PASSAGE PROVIDED »

BEGIN

What would happen if Texas actually seceded?
"Talk of secession is in the air," says Brett Arends at MarketWatch. At least a small number of people in each of the 50 states have filed petitions on the White House website "We The People" asking that their state be allowed to leave the Union. Under rules laid out by President Obama, any petition that gets 25,000 "signatures" in 30 days earns an official response: At least seven states have more than 30,000 signatures, and the Texas petition had more than 117,000 as of Nov. 26. All of this secession fever "comes 150 years after the Civil War, and just in time for Steve Spielberg's biopic of Abraham Lincoln, the man whom we have to thank — if that’s the word I want — for the continued forcible marriage of the once-independent states." Of course, nobody really expects any state to openly revolt and agitate for independence, but what would happen if they did? Here's what you should know:
First off: Do states have the right to secede?
No. Like "nullification" — the idea that states can unilaterally ignore a federal law they don't like — secession "is one of those extra-legal concepts that was hotly debated during the decades leading up to the Civil War," says Richard Dunham in the Houston Chronicle. Nullification and secession threats have popped up in the 150 years since, but the question was mostly settled at the Battle of Appomattox Court House. "The bottom line is that any state — or confederation of states — can illegally secede from the Union. But the result, as we discovered in 1861, is Civil War."
Are there any exceptions?
No — although lots of Texans believe their state has a special "opt-out" clause (31 percent, according to a 2009 Rasmussen poll). Part of that may be due to Gov. Rick Perry (R), who told a crowd that year that when the former Republic of Texas "came in the Union in 1845, one of the issues was that we would be able to leave, if we decided to do that." But he was wrong, says Jeff Turrentine at Slate. "Texas' so-called 'right' to secede is no more than a politically emboldening myth, the boastful residue of the decade it spent as a sovereign nation before joining America." Still, the Lone Star State does have "an unusual ace up its sleeve" — its annexation papers do allow Texas to unilaterally split in to as many as five states. Some Texas Republicans posit that faced with the threat of eight new Republicans tilting the balance of the Senate, Washington would let the Texas offshoots leave without a fight.
What would happen if the feds let states go peacefully?
First of all, "it would be excellent financial news for those of us left behind if Obama were to grant a number of the rebel states their wish," says Dana Milbank at The Washington Post. That's because most states threatening to secede are part of the old Confederacy, and "low tax" southern red states typically get "far more from the federal government in expenditures than they pay in taxes." Each California and New Jersey taxpayer, for example, pays thousands each year to subsidize residents of Louisiana and Alabama — the lone exception is Texas, which, thanks to oil revenue, comes out about even, tax-wise.

END

ENTRIES SHOWN »
BEGIN

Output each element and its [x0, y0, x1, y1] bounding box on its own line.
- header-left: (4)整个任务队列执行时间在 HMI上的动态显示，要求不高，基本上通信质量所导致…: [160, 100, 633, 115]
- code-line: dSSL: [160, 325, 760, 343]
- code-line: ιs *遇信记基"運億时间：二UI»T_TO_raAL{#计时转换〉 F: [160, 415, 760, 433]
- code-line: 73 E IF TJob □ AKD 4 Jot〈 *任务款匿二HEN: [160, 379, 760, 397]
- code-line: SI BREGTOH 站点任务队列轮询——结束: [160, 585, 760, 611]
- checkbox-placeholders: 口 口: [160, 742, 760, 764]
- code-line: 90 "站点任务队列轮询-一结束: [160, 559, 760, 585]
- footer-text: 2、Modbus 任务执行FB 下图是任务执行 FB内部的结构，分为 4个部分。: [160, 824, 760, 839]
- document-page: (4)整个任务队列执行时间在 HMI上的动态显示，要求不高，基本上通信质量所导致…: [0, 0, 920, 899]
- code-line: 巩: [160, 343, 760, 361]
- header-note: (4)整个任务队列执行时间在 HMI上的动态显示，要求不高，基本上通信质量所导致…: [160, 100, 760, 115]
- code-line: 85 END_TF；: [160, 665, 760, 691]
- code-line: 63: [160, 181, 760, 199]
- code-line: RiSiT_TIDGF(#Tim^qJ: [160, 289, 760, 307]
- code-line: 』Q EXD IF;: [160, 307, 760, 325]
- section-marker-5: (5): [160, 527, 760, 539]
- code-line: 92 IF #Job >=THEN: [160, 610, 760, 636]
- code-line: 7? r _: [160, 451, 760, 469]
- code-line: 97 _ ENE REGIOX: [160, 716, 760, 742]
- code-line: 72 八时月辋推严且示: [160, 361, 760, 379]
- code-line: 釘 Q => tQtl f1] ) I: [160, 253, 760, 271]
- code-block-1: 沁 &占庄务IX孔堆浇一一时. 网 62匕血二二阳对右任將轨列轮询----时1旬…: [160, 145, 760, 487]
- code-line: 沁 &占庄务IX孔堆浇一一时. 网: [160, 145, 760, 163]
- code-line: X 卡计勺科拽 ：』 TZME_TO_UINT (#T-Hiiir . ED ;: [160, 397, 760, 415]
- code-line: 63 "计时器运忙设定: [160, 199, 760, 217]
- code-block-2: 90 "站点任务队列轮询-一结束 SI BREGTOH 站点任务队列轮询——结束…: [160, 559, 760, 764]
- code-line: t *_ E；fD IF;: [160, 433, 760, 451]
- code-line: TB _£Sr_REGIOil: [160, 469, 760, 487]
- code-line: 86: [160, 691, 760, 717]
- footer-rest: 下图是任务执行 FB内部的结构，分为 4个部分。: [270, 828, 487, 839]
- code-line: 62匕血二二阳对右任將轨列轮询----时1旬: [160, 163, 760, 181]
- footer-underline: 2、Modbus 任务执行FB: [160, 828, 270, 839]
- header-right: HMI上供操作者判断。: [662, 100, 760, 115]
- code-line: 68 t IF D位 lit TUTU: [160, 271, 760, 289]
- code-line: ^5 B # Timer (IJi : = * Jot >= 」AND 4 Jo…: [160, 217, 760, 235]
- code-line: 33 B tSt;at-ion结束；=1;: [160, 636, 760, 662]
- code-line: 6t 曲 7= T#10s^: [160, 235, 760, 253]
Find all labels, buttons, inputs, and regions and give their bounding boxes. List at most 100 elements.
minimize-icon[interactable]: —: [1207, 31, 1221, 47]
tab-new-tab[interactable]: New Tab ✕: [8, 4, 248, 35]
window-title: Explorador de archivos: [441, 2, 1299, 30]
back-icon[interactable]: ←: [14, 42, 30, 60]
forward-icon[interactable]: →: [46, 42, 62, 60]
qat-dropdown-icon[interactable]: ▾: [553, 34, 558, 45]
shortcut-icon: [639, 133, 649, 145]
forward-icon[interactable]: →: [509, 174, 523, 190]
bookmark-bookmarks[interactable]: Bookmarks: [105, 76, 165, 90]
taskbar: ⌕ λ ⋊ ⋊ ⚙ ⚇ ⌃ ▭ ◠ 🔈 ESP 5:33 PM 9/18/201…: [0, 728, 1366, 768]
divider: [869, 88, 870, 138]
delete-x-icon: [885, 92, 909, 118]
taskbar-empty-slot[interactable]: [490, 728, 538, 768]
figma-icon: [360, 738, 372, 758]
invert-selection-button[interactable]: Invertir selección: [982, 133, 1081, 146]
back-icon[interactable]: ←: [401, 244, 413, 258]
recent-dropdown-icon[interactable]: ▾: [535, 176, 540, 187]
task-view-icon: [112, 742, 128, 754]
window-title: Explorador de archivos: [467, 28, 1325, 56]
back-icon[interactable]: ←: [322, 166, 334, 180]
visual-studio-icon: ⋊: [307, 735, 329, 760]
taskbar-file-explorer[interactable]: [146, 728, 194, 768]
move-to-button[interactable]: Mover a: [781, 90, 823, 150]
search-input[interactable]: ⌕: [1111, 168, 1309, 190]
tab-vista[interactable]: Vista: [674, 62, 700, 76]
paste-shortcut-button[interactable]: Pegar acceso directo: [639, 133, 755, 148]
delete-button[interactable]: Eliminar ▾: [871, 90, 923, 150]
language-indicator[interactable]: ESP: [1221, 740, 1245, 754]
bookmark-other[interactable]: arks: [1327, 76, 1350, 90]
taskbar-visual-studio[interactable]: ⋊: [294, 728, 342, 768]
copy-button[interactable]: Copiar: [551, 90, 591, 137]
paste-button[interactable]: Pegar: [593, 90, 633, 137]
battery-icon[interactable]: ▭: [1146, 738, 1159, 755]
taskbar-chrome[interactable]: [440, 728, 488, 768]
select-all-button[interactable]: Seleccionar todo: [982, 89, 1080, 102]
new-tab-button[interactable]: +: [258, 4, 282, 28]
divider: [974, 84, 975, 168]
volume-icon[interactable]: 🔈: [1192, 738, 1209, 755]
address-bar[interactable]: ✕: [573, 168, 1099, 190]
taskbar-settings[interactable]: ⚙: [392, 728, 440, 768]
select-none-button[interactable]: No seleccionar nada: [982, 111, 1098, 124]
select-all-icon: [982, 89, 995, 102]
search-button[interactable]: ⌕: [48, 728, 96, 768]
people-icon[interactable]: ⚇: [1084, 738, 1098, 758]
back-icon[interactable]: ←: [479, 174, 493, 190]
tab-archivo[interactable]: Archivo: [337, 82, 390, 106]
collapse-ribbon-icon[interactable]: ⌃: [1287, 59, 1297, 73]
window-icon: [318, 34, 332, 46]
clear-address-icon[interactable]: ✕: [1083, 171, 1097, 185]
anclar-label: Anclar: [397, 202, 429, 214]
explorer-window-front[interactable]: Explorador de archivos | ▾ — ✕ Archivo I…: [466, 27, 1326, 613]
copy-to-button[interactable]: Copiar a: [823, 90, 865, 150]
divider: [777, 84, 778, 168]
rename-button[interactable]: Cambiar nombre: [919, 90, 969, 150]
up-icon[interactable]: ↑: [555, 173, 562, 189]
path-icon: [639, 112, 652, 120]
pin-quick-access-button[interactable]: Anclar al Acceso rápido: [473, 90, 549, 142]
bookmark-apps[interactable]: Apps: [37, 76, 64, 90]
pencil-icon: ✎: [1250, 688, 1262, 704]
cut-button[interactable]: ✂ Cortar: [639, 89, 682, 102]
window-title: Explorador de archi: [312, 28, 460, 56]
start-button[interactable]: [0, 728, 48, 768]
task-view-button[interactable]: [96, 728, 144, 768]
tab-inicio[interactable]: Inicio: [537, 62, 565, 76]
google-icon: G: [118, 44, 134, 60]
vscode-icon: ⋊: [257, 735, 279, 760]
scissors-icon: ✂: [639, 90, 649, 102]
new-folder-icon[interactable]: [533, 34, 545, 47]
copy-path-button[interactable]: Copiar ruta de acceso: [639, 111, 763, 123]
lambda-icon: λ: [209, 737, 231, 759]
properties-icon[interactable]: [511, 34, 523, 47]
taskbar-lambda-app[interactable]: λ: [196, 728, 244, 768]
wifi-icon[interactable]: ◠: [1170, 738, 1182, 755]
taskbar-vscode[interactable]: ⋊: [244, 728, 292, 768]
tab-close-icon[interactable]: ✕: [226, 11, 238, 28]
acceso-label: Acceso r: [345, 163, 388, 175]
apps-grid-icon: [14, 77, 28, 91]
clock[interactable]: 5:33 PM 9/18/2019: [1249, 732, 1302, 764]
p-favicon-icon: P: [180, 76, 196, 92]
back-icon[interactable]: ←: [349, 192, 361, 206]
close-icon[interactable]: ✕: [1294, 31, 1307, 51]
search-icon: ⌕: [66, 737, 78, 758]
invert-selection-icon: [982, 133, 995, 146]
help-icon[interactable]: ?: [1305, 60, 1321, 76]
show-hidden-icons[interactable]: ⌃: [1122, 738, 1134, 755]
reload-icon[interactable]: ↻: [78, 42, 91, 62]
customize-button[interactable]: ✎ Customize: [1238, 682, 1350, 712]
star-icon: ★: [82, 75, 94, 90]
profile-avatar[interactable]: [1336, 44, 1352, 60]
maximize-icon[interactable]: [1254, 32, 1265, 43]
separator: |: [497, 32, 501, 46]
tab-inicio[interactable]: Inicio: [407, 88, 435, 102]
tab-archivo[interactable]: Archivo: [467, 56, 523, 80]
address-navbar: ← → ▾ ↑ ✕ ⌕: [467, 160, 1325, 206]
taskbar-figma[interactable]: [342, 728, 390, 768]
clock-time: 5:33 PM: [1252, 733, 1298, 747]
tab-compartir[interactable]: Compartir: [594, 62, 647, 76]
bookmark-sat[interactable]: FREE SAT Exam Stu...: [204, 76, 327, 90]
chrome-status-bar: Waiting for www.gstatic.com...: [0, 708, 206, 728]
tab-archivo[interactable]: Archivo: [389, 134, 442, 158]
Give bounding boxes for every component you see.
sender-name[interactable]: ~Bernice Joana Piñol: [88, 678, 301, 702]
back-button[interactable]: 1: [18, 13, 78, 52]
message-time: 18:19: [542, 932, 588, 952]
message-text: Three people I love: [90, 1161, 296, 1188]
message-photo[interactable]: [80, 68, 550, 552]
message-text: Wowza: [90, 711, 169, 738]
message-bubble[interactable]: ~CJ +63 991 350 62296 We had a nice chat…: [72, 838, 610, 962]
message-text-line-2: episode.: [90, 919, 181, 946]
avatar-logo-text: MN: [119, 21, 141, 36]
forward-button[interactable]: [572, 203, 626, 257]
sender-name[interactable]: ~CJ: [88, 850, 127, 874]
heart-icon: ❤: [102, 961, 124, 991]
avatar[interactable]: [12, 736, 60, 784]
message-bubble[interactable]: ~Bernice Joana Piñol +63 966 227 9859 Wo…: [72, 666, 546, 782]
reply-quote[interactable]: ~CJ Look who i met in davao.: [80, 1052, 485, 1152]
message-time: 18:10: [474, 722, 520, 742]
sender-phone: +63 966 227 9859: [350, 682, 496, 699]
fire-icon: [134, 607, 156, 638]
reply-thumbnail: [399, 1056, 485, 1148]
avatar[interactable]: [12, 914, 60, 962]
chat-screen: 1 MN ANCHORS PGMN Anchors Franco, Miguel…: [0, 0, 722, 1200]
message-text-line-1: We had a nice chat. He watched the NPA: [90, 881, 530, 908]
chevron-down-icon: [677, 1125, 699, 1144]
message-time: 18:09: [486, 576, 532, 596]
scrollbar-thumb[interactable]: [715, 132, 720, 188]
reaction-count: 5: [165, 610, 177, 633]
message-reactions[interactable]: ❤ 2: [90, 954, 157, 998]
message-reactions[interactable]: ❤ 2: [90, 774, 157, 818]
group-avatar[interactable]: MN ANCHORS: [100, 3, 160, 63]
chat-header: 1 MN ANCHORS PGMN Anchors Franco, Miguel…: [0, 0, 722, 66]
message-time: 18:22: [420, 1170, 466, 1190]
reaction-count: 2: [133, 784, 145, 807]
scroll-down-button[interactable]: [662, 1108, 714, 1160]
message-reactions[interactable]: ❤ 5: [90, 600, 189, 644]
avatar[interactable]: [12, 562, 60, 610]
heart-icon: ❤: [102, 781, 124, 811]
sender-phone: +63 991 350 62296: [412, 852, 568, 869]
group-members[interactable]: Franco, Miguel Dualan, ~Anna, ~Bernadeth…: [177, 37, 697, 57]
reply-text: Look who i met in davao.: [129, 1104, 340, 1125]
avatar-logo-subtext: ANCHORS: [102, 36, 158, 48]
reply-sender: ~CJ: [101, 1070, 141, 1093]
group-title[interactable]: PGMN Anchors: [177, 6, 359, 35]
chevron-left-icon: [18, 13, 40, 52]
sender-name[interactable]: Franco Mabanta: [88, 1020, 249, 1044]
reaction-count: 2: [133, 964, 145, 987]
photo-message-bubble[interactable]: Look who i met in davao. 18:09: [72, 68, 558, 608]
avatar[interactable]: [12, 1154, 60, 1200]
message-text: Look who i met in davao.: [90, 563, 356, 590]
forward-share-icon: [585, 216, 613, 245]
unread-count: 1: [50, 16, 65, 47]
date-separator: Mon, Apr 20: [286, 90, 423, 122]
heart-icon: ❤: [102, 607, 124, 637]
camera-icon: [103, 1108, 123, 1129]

END

DIRECTIONS »
A – Quote, word for word, the part of the article on Texas secession that opens with the words containing "What would happen if the feds" and closes with "about even, tax-wise.".
B – According to the article on Texas secession, how many signatures did the Texas petition have as of Nov. 26?
The data has nothing to do with the article on Texas secession.

TASK ANSWERS »
A –
What would happen if the feds let states go peacefully?
First of all, "it would be excellent financial news for those of us left behind if Obama were to grant a number of the rebel states their wish," says Dana Milbank at The Washington Post. That's because most states threatening to secede are part of the old Confederacy, and "low tax" southern red states typically get "far more from the federal government in expenditures than they pay in taxes." Each California and New Jersey taxpayer, for example, pays thousands each year to subsidize residents of Louisiana and Alabama — the lone exception is Texas, which, thanks to oil revenue, comes out about even, tax-wise.

B – More than 117,000.